### REQUIRED WORK
Identify and pull out each line of the entries in which "Koti" occurs.

### SUPPLIED MATERIAL
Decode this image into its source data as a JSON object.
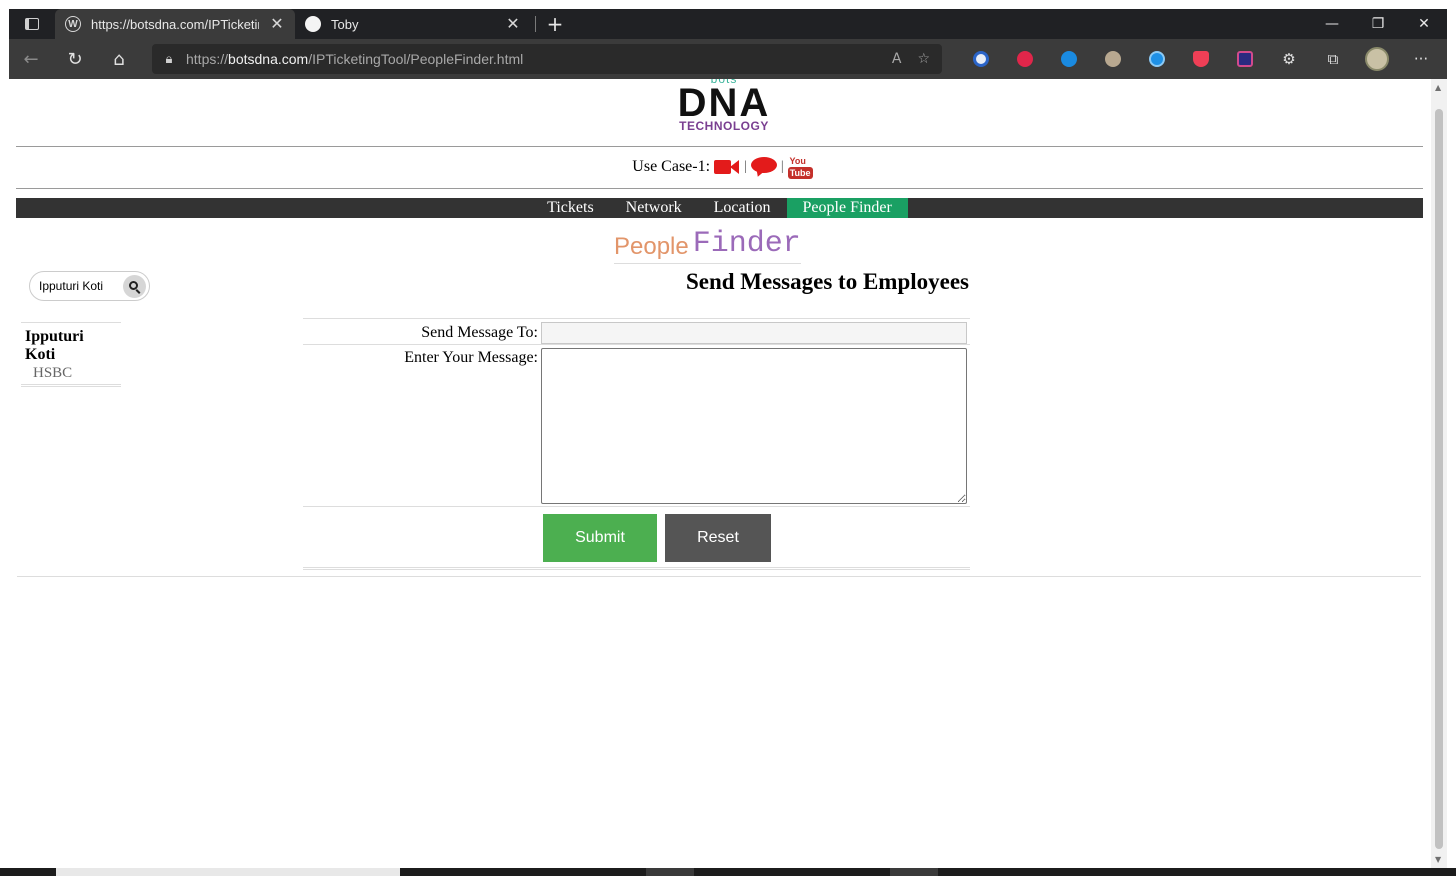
{
  "browser": {
    "tabs": [
      {
        "title": "https://botsdna.com/IPTicketing",
        "active": true,
        "favicon": "wordpress-icon"
      },
      {
        "title": "Toby",
        "active": false,
        "favicon": "toby-icon"
      }
    ],
    "address": {
      "scheme": "https://",
      "host": "botsdna.com",
      "path": "/IPTicketingTool/PeopleFinder.html"
    },
    "extensions": [
      "extension-blue-icon",
      "extension-red-icon",
      "extension-cloud-icon",
      "extension-owl-icon",
      "extension-circle-icon",
      "pocket-icon",
      "extension-grid-icon",
      "puzzle-icon",
      "collections-icon",
      "profile-avatar",
      "more-icon"
    ]
  },
  "logo": {
    "bots": "bots",
    "dna": "DNA",
    "tech": "TECHNOLOGY"
  },
  "usecase": {
    "label": "Use Case-1:",
    "icons": [
      "video-camera-icon",
      "chat-bubble-icon",
      "youtube-icon"
    ],
    "youtube_top": "You",
    "youtube_bottom": "Tube"
  },
  "nav": {
    "items": [
      "Tickets",
      "Network",
      "Location",
      "People Finder"
    ],
    "active": "People Finder"
  },
  "heading": {
    "people": "People",
    "finder": "Finder"
  },
  "search": {
    "value": "Ipputuri Koti"
  },
  "results": [
    {
      "name": "Ipputuri Koti",
      "company": "HSBC"
    }
  ],
  "form": {
    "title": "Send Messages to Employees",
    "to_label": "Send Message To:",
    "to_value": "",
    "message_label": "Enter Your Message:",
    "message_value": "",
    "submit_label": "Submit",
    "reset_label": "Reset"
  },
  "colors": {
    "nav_bg": "#333333",
    "nav_active": "#1aa063",
    "submit": "#4caf50",
    "reset": "#555555",
    "people": "#e2956a",
    "finder": "#9b6ab9",
    "usecase_icons": "#e31b1b"
  }
}
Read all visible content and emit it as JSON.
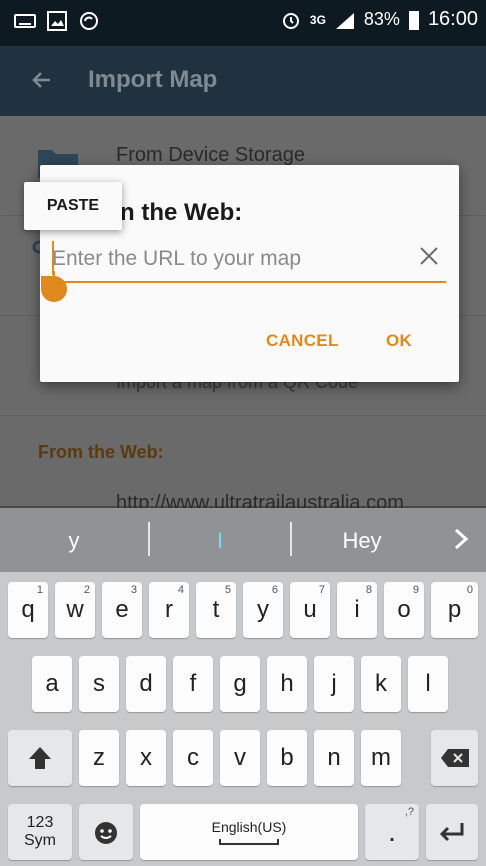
{
  "status_bar": {
    "network": "3G",
    "battery": "83%",
    "time": "16:00"
  },
  "app_bar": {
    "title": "Import Map"
  },
  "background_list": {
    "items": [
      {
        "title": "From Device Storage",
        "subtitle": ""
      },
      {
        "title": "",
        "subtitle": "Import a map from a QR Code"
      }
    ],
    "section_header": "From the Web:",
    "url_text": "http://www.ultratrailaustralia.com"
  },
  "dialog": {
    "title_visible": "n the Web:",
    "input_placeholder": "Enter the URL to your map",
    "cancel_label": "CANCEL",
    "ok_label": "OK"
  },
  "paste_popup": {
    "label": "PASTE"
  },
  "suggestions": {
    "items": [
      "y",
      "I",
      "Hey"
    ]
  },
  "keyboard": {
    "row1": [
      {
        "key": "q",
        "hint": "1"
      },
      {
        "key": "w",
        "hint": "2"
      },
      {
        "key": "e",
        "hint": "3"
      },
      {
        "key": "r",
        "hint": "4"
      },
      {
        "key": "t",
        "hint": "5"
      },
      {
        "key": "y",
        "hint": "6"
      },
      {
        "key": "u",
        "hint": "7"
      },
      {
        "key": "i",
        "hint": "8"
      },
      {
        "key": "o",
        "hint": "9"
      },
      {
        "key": "p",
        "hint": "0"
      }
    ],
    "row2": [
      "a",
      "s",
      "d",
      "f",
      "g",
      "h",
      "j",
      "k",
      "l"
    ],
    "row3": [
      "z",
      "x",
      "c",
      "v",
      "b",
      "n",
      "m"
    ],
    "sym_label_1": "123",
    "sym_label_2": "Sym",
    "space_label": "English(US)",
    "punct_key": ".",
    "punct_hint": ",?"
  },
  "colors": {
    "accent": "#e08a1e",
    "status_bar": "#0e1a22",
    "app_bar": "#203240"
  }
}
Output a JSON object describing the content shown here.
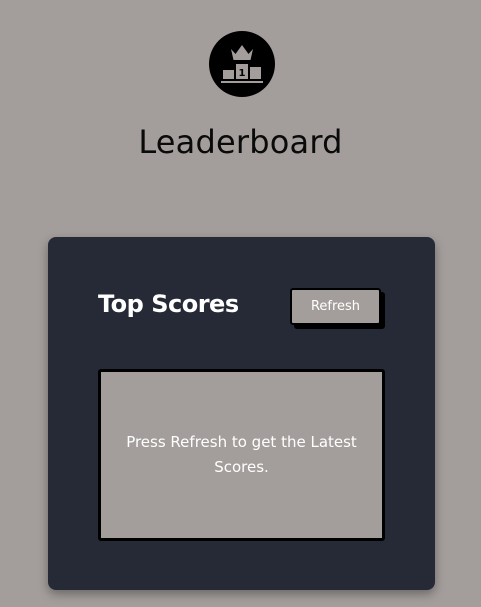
{
  "header": {
    "logo_icon": "podium-crown-icon",
    "podium_rank": "1",
    "title": "Leaderboard"
  },
  "card": {
    "title": "Top Scores",
    "refresh_label": "Refresh",
    "empty_message": "Press Refresh to get the Latest Scores."
  },
  "colors": {
    "background": "#a39e9b",
    "card": "#262a36",
    "logo": "#000000",
    "border": "#000000",
    "text_light": "#ffffff",
    "text_dark": "#0a0a0a"
  }
}
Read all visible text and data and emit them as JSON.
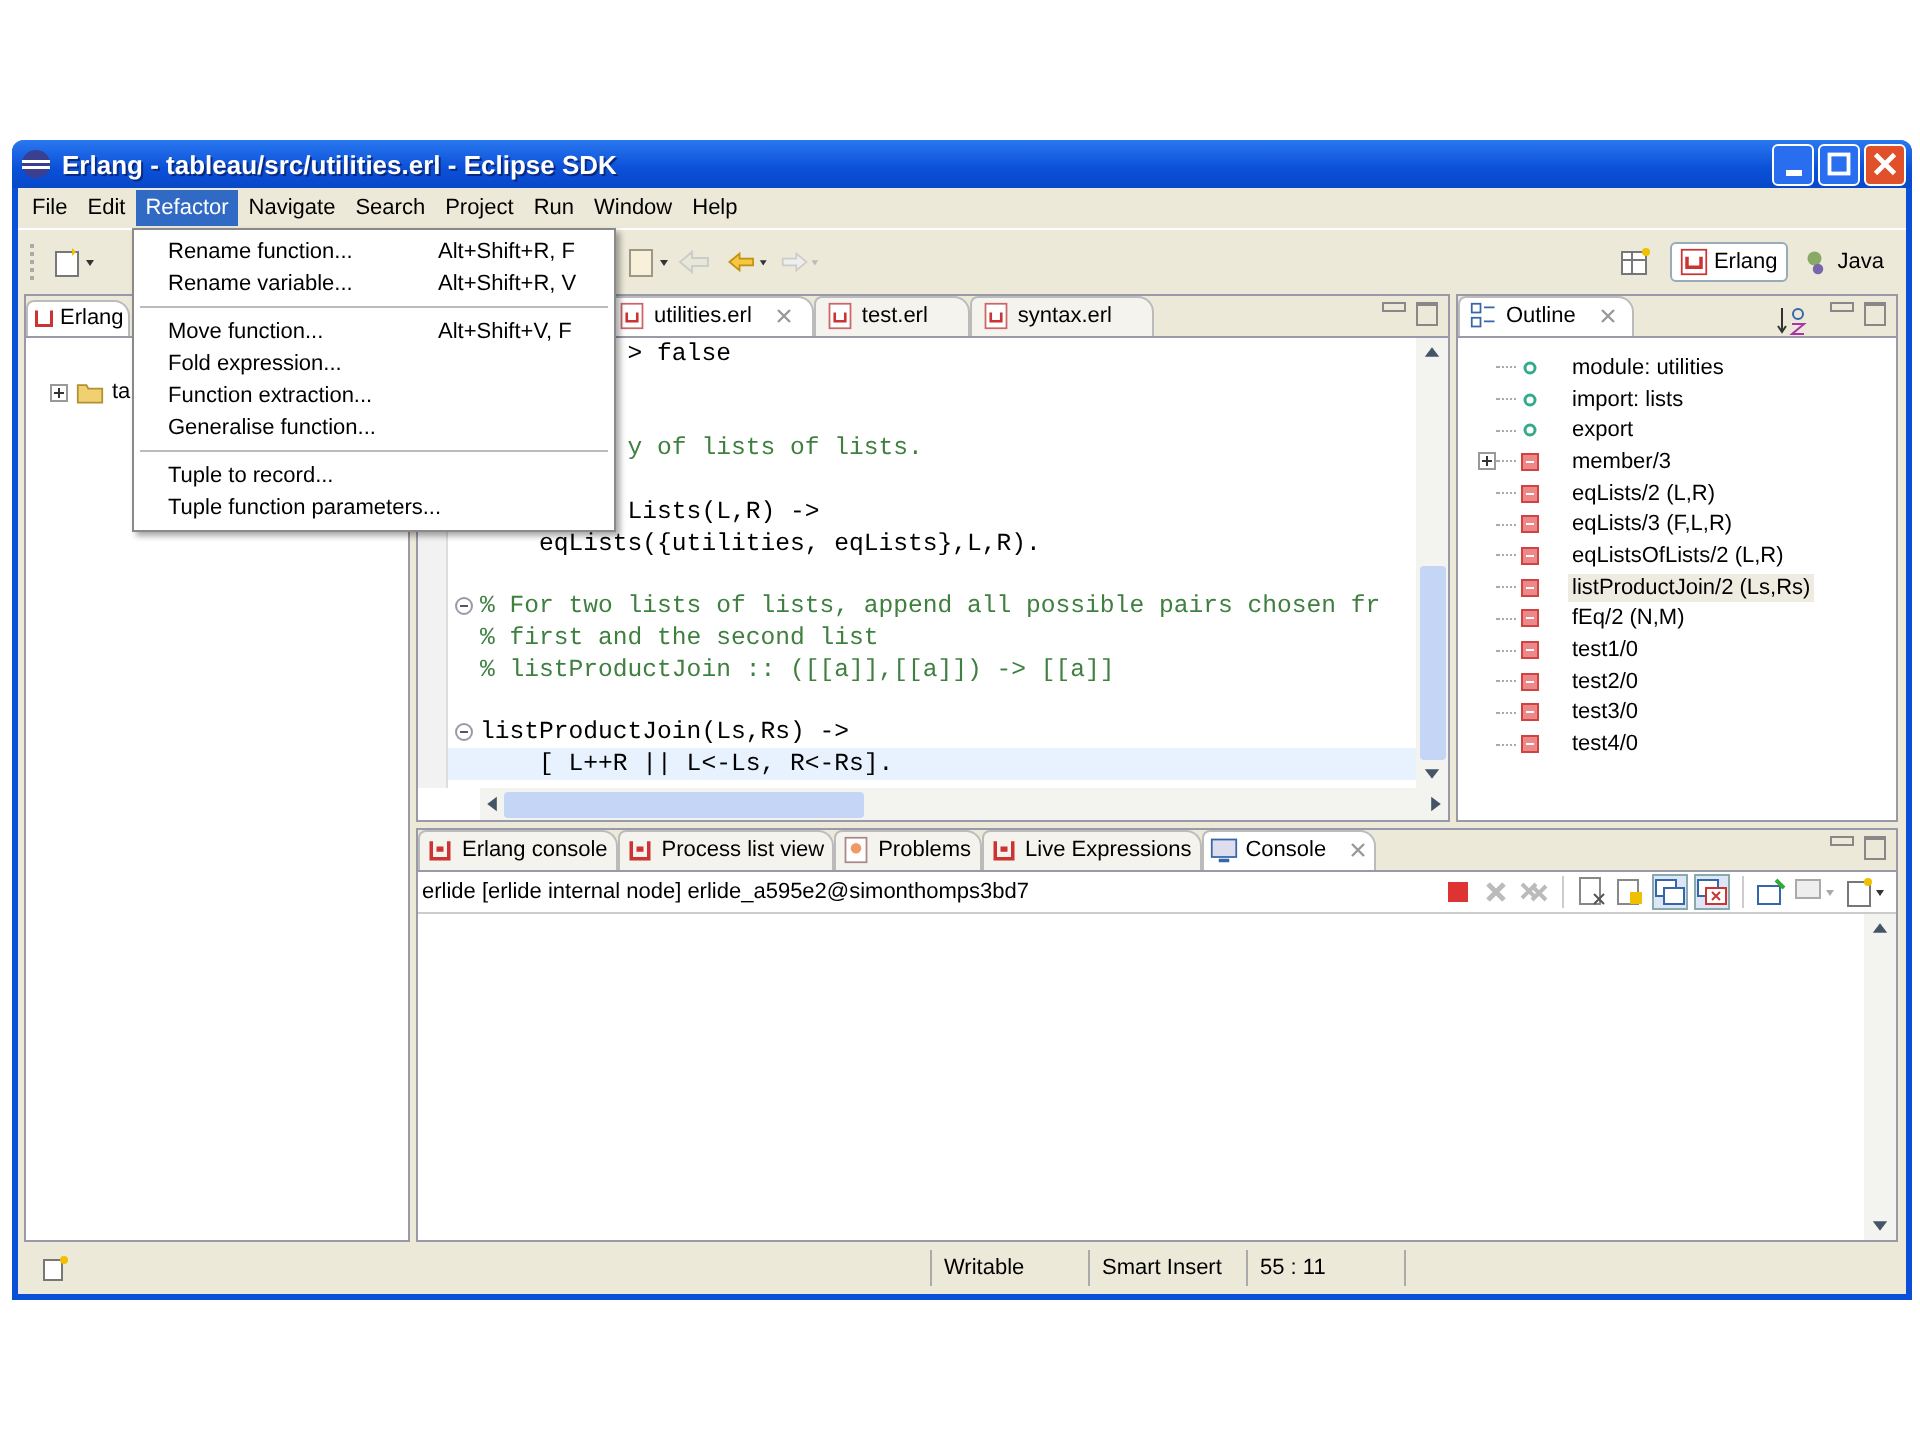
{
  "window": {
    "title": "Erlang - tableau/src/utilities.erl - Eclipse SDK"
  },
  "menu_bar": [
    {
      "label": "File",
      "selected": false
    },
    {
      "label": "Edit",
      "selected": false
    },
    {
      "label": "Refactor",
      "selected": true
    },
    {
      "label": "Navigate",
      "selected": false
    },
    {
      "label": "Search",
      "selected": false
    },
    {
      "label": "Project",
      "selected": false
    },
    {
      "label": "Run",
      "selected": false
    },
    {
      "label": "Window",
      "selected": false
    },
    {
      "label": "Help",
      "selected": false
    }
  ],
  "refactor_menu": [
    {
      "kind": "item",
      "label": "Rename function...",
      "shortcut": "Alt+Shift+R, F"
    },
    {
      "kind": "item",
      "label": "Rename variable...",
      "shortcut": "Alt+Shift+R, V"
    },
    {
      "kind": "separator"
    },
    {
      "kind": "item",
      "label": "Move function...",
      "shortcut": "Alt+Shift+V, F"
    },
    {
      "kind": "item",
      "label": "Fold expression..."
    },
    {
      "kind": "item",
      "label": "Function extraction..."
    },
    {
      "kind": "item",
      "label": "Generalise function..."
    },
    {
      "kind": "separator"
    },
    {
      "kind": "item",
      "label": "Tuple to record..."
    },
    {
      "kind": "item",
      "label": "Tuple function parameters..."
    }
  ],
  "perspectives": [
    {
      "label": "Erlang",
      "selected": true
    },
    {
      "label": "Java",
      "selected": false
    }
  ],
  "navigator": {
    "tab": "Erlang",
    "tree": [
      {
        "label": "ta",
        "expanded": false
      }
    ]
  },
  "editor": {
    "tabs": [
      {
        "label": "utilities.erl",
        "selected": true
      },
      {
        "label": "test.erl",
        "selected": false
      },
      {
        "label": "syntax.erl",
        "selected": false
      }
    ],
    "lines": [
      {
        "kind": "code",
        "text": "          > false",
        "fold": false,
        "current": false
      },
      {
        "kind": "blank",
        "fold": false,
        "current": false
      },
      {
        "kind": "blank",
        "fold": false,
        "current": false
      },
      {
        "kind": "comment",
        "text": "          y of lists of lists.",
        "fold": false,
        "current": false
      },
      {
        "kind": "blank",
        "fold": false,
        "current": false
      },
      {
        "kind": "code",
        "text": "          Lists(L,R) ->",
        "fold": false,
        "current": false
      },
      {
        "kind": "code",
        "text": "    eqLists({utilities, eqLists},L,R).",
        "fold": false,
        "current": false
      },
      {
        "kind": "blank",
        "fold": false,
        "current": false
      },
      {
        "kind": "comment",
        "text": "% For two lists of lists, append all possible pairs chosen fr",
        "fold": true,
        "current": false
      },
      {
        "kind": "comment",
        "text": "% first and the second list",
        "fold": false,
        "current": false
      },
      {
        "kind": "comment",
        "text": "% listProductJoin :: ([[a]],[[a]]) -> [[a]]",
        "fold": false,
        "current": false
      },
      {
        "kind": "blank",
        "fold": false,
        "current": false
      },
      {
        "kind": "code",
        "text": "listProductJoin(Ls,Rs) ->",
        "fold": true,
        "current": false
      },
      {
        "kind": "code",
        "text": "    [ L++R || L<-Ls, R<-Rs].",
        "fold": false,
        "current": true
      }
    ]
  },
  "outline": {
    "title": "Outline",
    "items": [
      {
        "kind": "attribute",
        "label": "module: utilities",
        "expandable": false,
        "selected": false
      },
      {
        "kind": "attribute",
        "label": "import: lists",
        "expandable": false,
        "selected": false
      },
      {
        "kind": "attribute",
        "label": "export",
        "expandable": false,
        "selected": false
      },
      {
        "kind": "function",
        "label": "member/3",
        "expandable": true,
        "selected": false
      },
      {
        "kind": "function",
        "label": "eqLists/2  (L,R)",
        "expandable": false,
        "selected": false
      },
      {
        "kind": "function",
        "label": "eqLists/3  (F,L,R)",
        "expandable": false,
        "selected": false
      },
      {
        "kind": "function",
        "label": "eqListsOfLists/2  (L,R)",
        "expandable": false,
        "selected": false
      },
      {
        "kind": "function",
        "label": "listProductJoin/2  (Ls,Rs)",
        "expandable": false,
        "selected": true
      },
      {
        "kind": "function",
        "label": "fEq/2  (N,M)",
        "expandable": false,
        "selected": false
      },
      {
        "kind": "function",
        "label": "test1/0",
        "expandable": false,
        "selected": false
      },
      {
        "kind": "function",
        "label": "test2/0",
        "expandable": false,
        "selected": false
      },
      {
        "kind": "function",
        "label": "test3/0",
        "expandable": false,
        "selected": false
      },
      {
        "kind": "function",
        "label": "test4/0",
        "expandable": false,
        "selected": false
      }
    ]
  },
  "console": {
    "tabs": [
      {
        "label": "Erlang console",
        "selected": false
      },
      {
        "label": "Process list view",
        "selected": false
      },
      {
        "label": "Problems",
        "selected": false
      },
      {
        "label": "Live Expressions",
        "selected": false
      },
      {
        "label": "Console",
        "selected": true
      }
    ],
    "header": "erlide [erlide internal node] erlide_a595e2@simonthomps3bd7"
  },
  "status_bar": {
    "mode": "Writable",
    "insert": "Smart Insert",
    "position": "55 : 11"
  }
}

### COMPLETE RESPONSE
    "value": "Ipputuri Koti"
      "name": "Ipputuri Koti",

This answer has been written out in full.